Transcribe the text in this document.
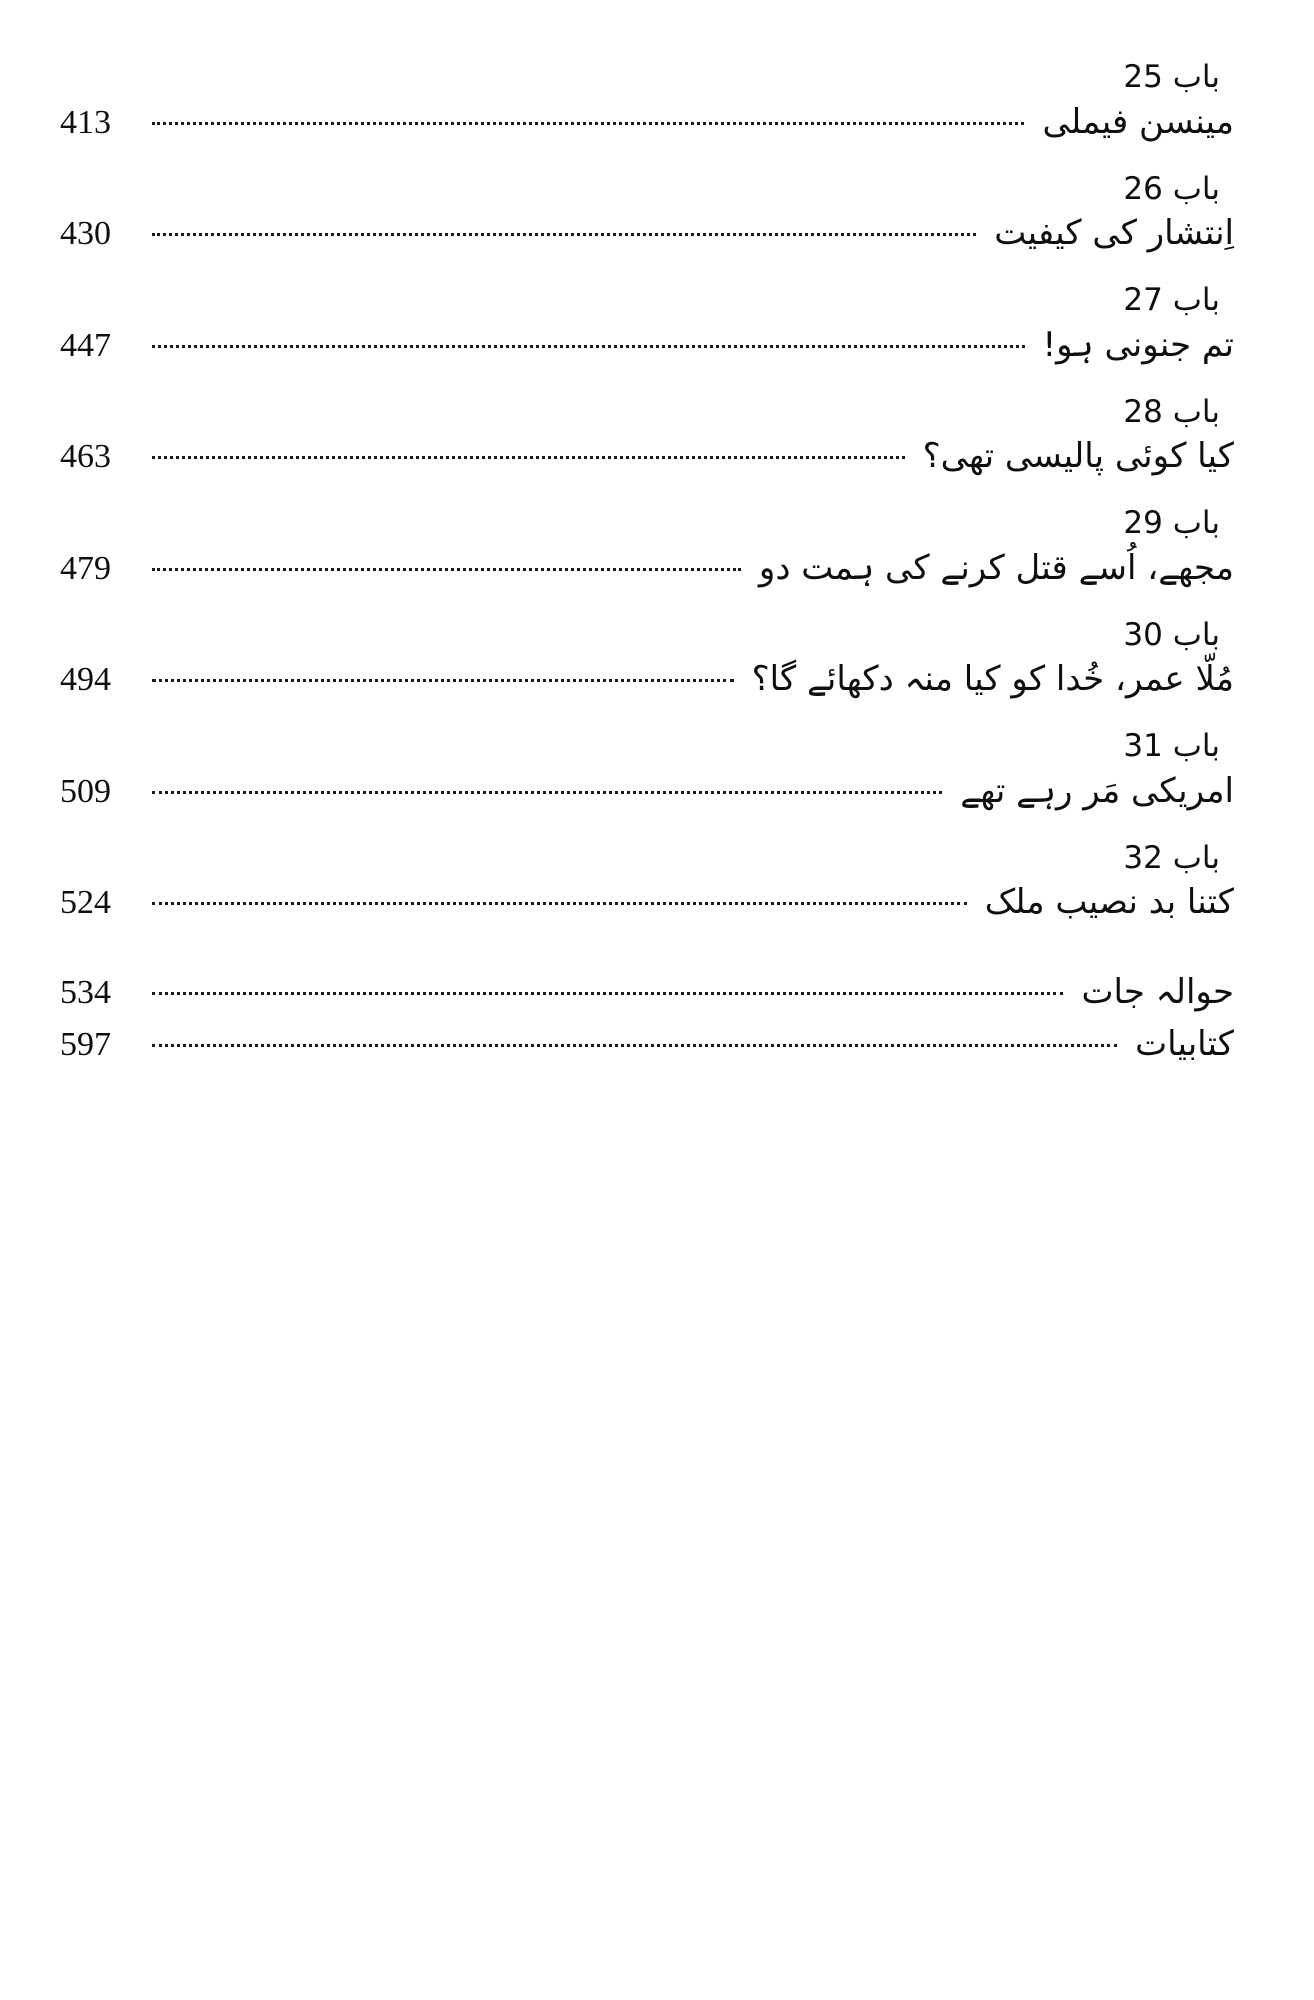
باب 25
مینسن فیملی
413
باب 26
اِنتشار کی کیفیت
430
باب 27
تم جنونی ہو!
447
باب 28
کیا کوئی پالیسی تھی؟
463
باب 29
مجھے، اُسے قتل کرنے کی ہمت دو
479
باب 30
مُلّا عمر، خُدا کو کیا منہ دکھائے گا؟
494
باب 31
امریکی مَر رہے تھے
509
باب 32
کتنا بد نصیب ملک
524
حوالہ جات
534
کتابیات
597
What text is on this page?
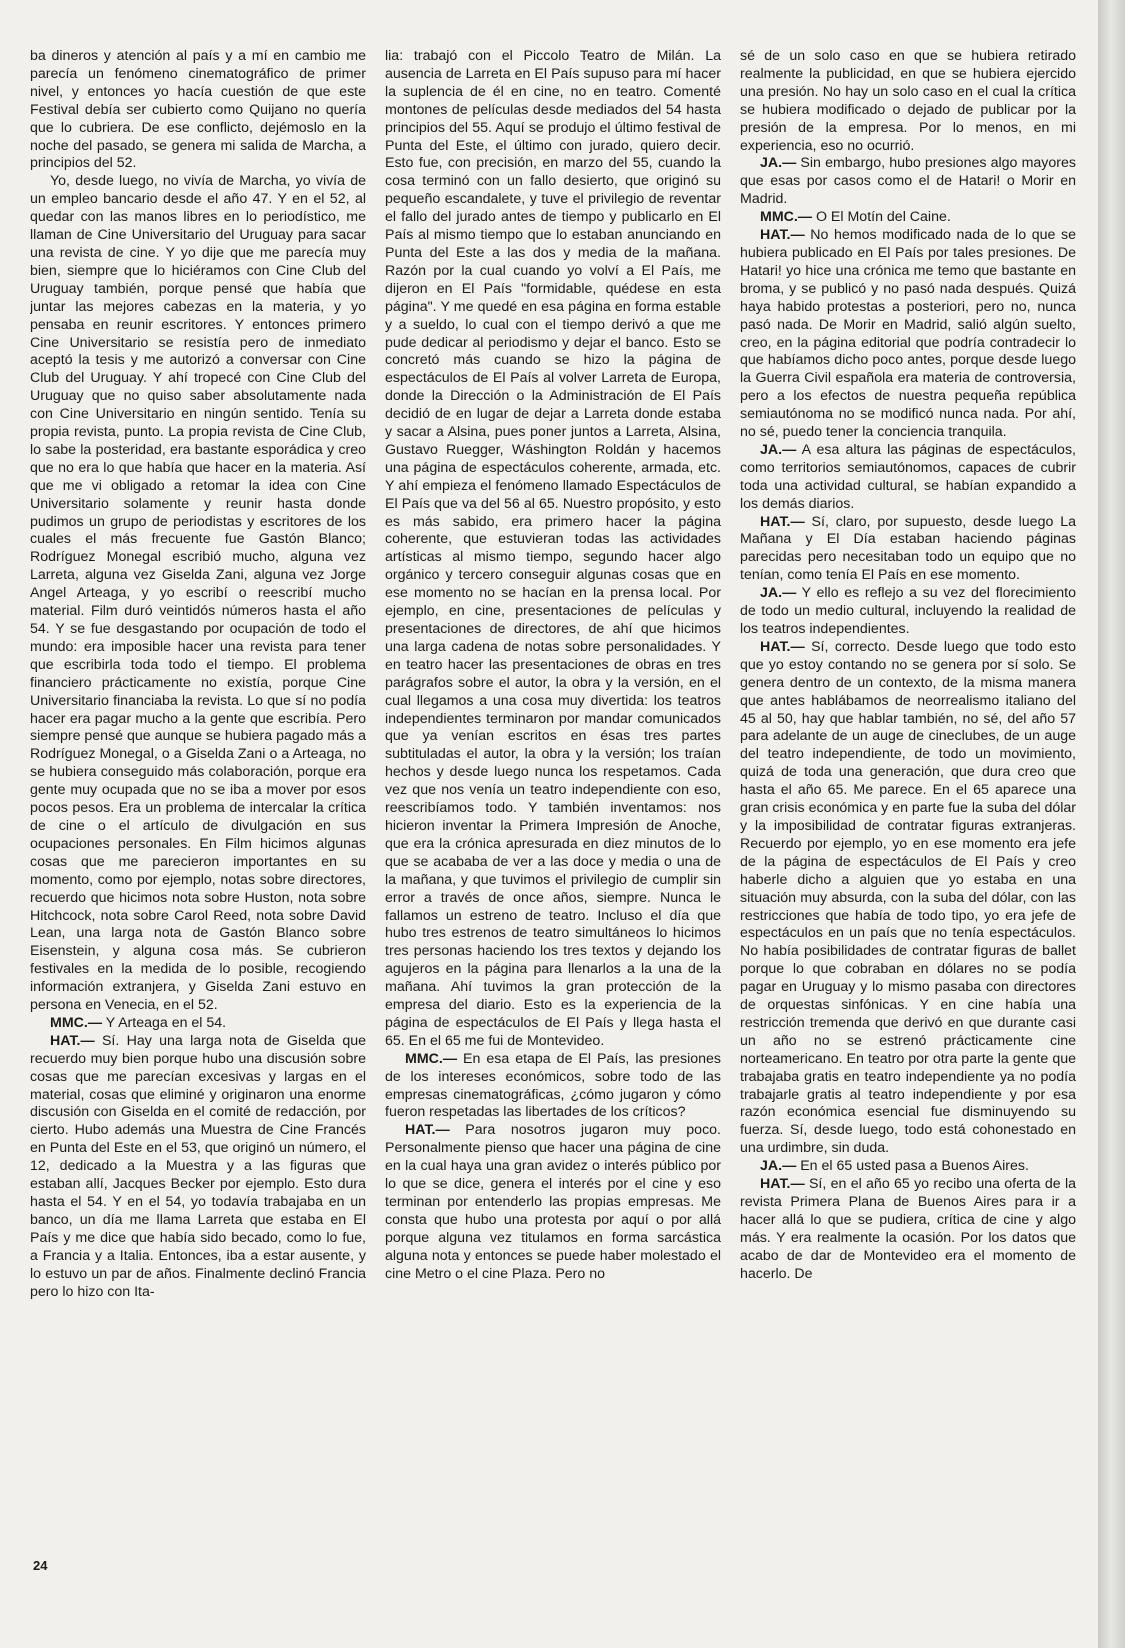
ba dineros y atención al país y a mí en cambio me parecía un fenómeno cinematográfico de primer nivel, y entonces yo hacía cuestión de que este Festival debía ser cubierto como Quijano no quería que lo cubriera. De ese conflicto, dejémoslo en la noche del pasado, se genera mi salida de Marcha, a principios del 52.

Yo, desde luego, no vivía de Marcha, yo vivía de un empleo bancario desde el año 47. Y en el 52, al quedar con las manos libres en lo periodístico, me llaman de Cine Universitario del Uruguay para sacar una revista de cine. Y yo dije que me parecía muy bien, siempre que lo hiciéramos con Cine Club del Uruguay también, porque pensé que había que juntar las mejores cabezas en la materia, y yo pensaba en reunir escritores. Y entonces primero Cine Universitario se resistía pero de inmediato aceptó la tesis y me autorizó a conversar con Cine Club del Uruguay. Y ahí tropecé con Cine Club del Uruguay que no quiso saber absolutamente nada con Cine Universitario en ningún sentido. Tenía su propia revista, punto. La propia revista de Cine Club, lo sabe la posteridad, era bastante esporádica y creo que no era lo que había que hacer en la materia. Así que me vi obligado a retomar la idea con Cine Universitario solamente y reunir hasta donde pudimos un grupo de periodistas y escritores de los cuales el más frecuente fue Gastón Blanco; Rodríguez Monegal escribió mucho, alguna vez Larreta, alguna vez Giselda Zani, alguna vez Jorge Angel Arteaga, y yo escribí o reescribí mucho material. Film duró veintidós números hasta el año 54. Y se fue desgastando por ocupación de todo el mundo: era imposible hacer una revista para tener que escribirla toda todo el tiempo. El problema financiero prácticamente no existía, porque Cine Universitario financiaba la revista. Lo que sí no podía hacer era pagar mucho a la gente que escribía. Pero siempre pensé que aunque se hubiera pagado más a Rodríguez Monegal, o a Giselda Zani o a Arteaga, no se hubiera conseguido más colaboración, porque era gente muy ocupada que no se iba a mover por esos pocos pesos. Era un problema de intercalar la crítica de cine o el artículo de divulgación en sus ocupaciones personales. En Film hicimos algunas cosas que me parecieron importantes en su momento, como por ejemplo, notas sobre directores, recuerdo que hicimos nota sobre Huston, nota sobre Hitchcock, nota sobre Carol Reed, nota sobre David Lean, una larga nota de Gastón Blanco sobre Eisenstein, y alguna cosa más. Se cubrieron festivales en la medida de lo posible, recogiendo información extranjera, y Giselda Zani estuvo en persona en Venecia, en el 52.

MMC.— Y Arteaga en el 54.

HAT.— Sí. Hay una larga nota de Giselda que recuerdo muy bien porque hubo una discusión sobre cosas que me parecían excesivas y largas en el material, cosas que eliminé y originaron una enorme discusión con Giselda en el comité de redacción, por cierto. Hubo además una Muestra de Cine Francés en Punta del Este en el 53, que originó un número, el 12, dedicado a la Muestra y a las figuras que estaban allí, Jacques Becker por ejemplo. Esto dura hasta el 54. Y en el 54, yo todavía trabajaba en un banco, un día me llama Larreta que estaba en El País y me dice que había sido becado, como lo fue, a Francia y a Italia. Entonces, iba a estar ausente, y lo estuvo un par de años. Finalmente declinó Francia pero lo hizo con Ita-

lia: trabajó con el Piccolo Teatro de Milán. La ausencia de Larreta en El País supuso para mí hacer la suplencia de él en cine, no en teatro. Comenté montones de películas desde mediados del 54 hasta principios del 55. Aquí se produjo el último festival de Punta del Este, el último con jurado, quiero decir. Esto fue, con precisión, en marzo del 55, cuando la cosa terminó con un fallo desierto, que originó su pequeño escandalete, y tuve el privilegio de reventar el fallo del jurado antes de tiempo y publicarlo en El País al mismo tiempo que lo estaban anunciando en Punta del Este a las dos y media de la mañana. Razón por la cual cuando yo volví a El País, me dijeron en El País "formidable, quédese en esta página". Y me quedé en esa página en forma estable y a sueldo, lo cual con el tiempo derivó a que me pude dedicar al periodismo y dejar el banco. Esto se concretó más cuando se hizo la página de espectáculos de El País al volver Larreta de Europa, donde la Dirección o la Administración de El País decidió de en lugar de dejar a Larreta donde estaba y sacar a Alsina, pues poner juntos a Larreta, Alsina, Gustavo Ruegger, Wáshington Roldán y hacemos una página de espectáculos coherente, armada, etc. Y ahí empieza el fenómeno llamado Espectáculos de El País que va del 56 al 65. Nuestro propósito, y esto es más sabido, era primero hacer la página coherente, que estuvieran todas las actividades artísticas al mismo tiempo, segundo hacer algo orgánico y tercero conseguir algunas cosas que en ese momento no se hacían en la prensa local. Por ejemplo, en cine, presentaciones de películas y presentaciones de directores, de ahí que hicimos una larga cadena de notas sobre personalidades. Y en teatro hacer las presentaciones de obras en tres parágrafos sobre el autor, la obra y la versión, en el cual llegamos a una cosa muy divertida: los teatros independientes terminaron por mandar comunicados que ya venían escritos en ésas tres partes subtituladas el autor, la obra y la versión; los traían hechos y desde luego nunca los respetamos. Cada vez que nos venía un teatro independiente con eso, reescribíamos todo. Y también inventamos: nos hicieron inventar la Primera Impresión de Anoche, que era la crónica apresurada en diez minutos de lo que se acababa de ver a las doce y media o una de la mañana, y que tuvimos el privilegio de cumplir sin error a través de once años, siempre. Nunca le fallamos un estreno de teatro. Incluso el día que hubo tres estrenos de teatro simultáneos lo hicimos tres personas haciendo los tres textos y dejando los agujeros en la página para llenarlos a la una de la mañana. Ahí tuvimos la gran protección de la empresa del diario. Esto es la experiencia de la página de espectáculos de El País y llega hasta el 65. En el 65 me fui de Montevideo.

MMC.— En esa etapa de El País, las presiones de los intereses económicos, sobre todo de las empresas cinematográficas, ¿cómo jugaron y cómo fueron respetadas las libertades de los críticos?

HAT.— Para nosotros jugaron muy poco. Personalmente pienso que hacer una página de cine en la cual haya una gran avidez o interés público por lo que se dice, genera el interés por el cine y eso terminan por entenderlo las propias empresas. Me consta que hubo una protesta por aquí o por allá porque alguna vez titulamos en forma sarcástica alguna nota y entonces se puede haber molestado el cine Metro o el cine Plaza. Pero no

sé de un solo caso en que se hubiera retirado realmente la publicidad, en que se hubiera ejercido una presión. No hay un solo caso en el cual la crítica se hubiera modificado o dejado de publicar por la presión de la empresa. Por lo menos, en mi experiencia, eso no ocurrió.

JA.— Sin embargo, hubo presiones algo mayores que esas por casos como el de Hatari! o Morir en Madrid.

MMC.— O El Motín del Caine.

HAT.— No hemos modificado nada de lo que se hubiera publicado en El País por tales presiones. De Hatari! yo hice una crónica me temo que bastante en broma, y se publicó y no pasó nada después. Quizá haya habido protestas a posteriori, pero no, nunca pasó nada. De Morir en Madrid, salió algún suelto, creo, en la página editorial que podría contradecir lo que habíamos dicho poco antes, porque desde luego la Guerra Civil española era materia de controversia, pero a los efectos de nuestra pequeña república semiautónoma no se modificó nunca nada. Por ahí, no sé, puedo tener la conciencia tranquila.

JA.— A esa altura las páginas de espectáculos, como territorios semiautónomos, capaces de cubrir toda una actividad cultural, se habían expandido a los demás diarios.

HAT.— Sí, claro, por supuesto, desde luego La Mañana y El Día estaban haciendo páginas parecidas pero necesitaban todo un equipo que no tenían, como tenía El País en ese momento.

JA.— Y ello es reflejo a su vez del florecimiento de todo un medio cultural, incluyendo la realidad de los teatros independientes.

HAT.— Sí, correcto. Desde luego que todo esto que yo estoy contando no se genera por sí solo. Se genera dentro de un contexto, de la misma manera que antes hablábamos de neorrealismo italiano del 45 al 50, hay que hablar también, no sé, del año 57 para adelante de un auge de cineclubes, de un auge del teatro independiente, de todo un movimiento, quizá de toda una generación, que dura creo que hasta el año 65. Me parece. En el 65 aparece una gran crisis económica y en parte fue la suba del dólar y la imposibilidad de contratar figuras extranjeras. Recuerdo por ejemplo, yo en ese momento era jefe de la página de espectáculos de El País y creo haberle dicho a alguien que yo estaba en una situación muy absurda, con la suba del dólar, con las restricciones que había de todo tipo, yo era jefe de espectáculos en un país que no tenía espectáculos. No había posibilidades de contratar figuras de ballet porque lo que cobraban en dólares no se podía pagar en Uruguay y lo mismo pasaba con directores de orquestas sinfónicas. Y en cine había una restricción tremenda que derivó en que durante casi un año no se estrenó prácticamente cine norteamericano. En teatro por otra parte la gente que trabajaba gratis en teatro independiente ya no podía trabajarle gratis al teatro independiente y por esa razón económica esencial fue disminuyendo su fuerza. Sí, desde luego, todo está cohonestado en una urdimbre, sin duda.

JA.— En el 65 usted pasa a Buenos Aires.

HAT.— Sí, en el año 65 yo recibo una oferta de la revista Primera Plana de Buenos Aires para ir a hacer allá lo que se pudiera, crítica de cine y algo más. Y era realmente la ocasión. Por los datos que acabo de dar de Montevideo era el momento de hacerlo. De

24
──────────
- [YOUR OBJECTIVE]:
Reproduce each line of the entries in which the word "Aires" is found.

- [FULL SOLUTION]:
JA.— En el 65 usted pasa a Buenos Aires.
HAT.— Sí, en el año 65 yo recibo una oferta de la revista Primera Plana de Buenos Aires para ir a hacer allá lo que se pudiera, crítica de cine y algo más. Y era realmente la ocasión. Por los datos que acabo de dar de Montevideo era el momento de hacerlo. De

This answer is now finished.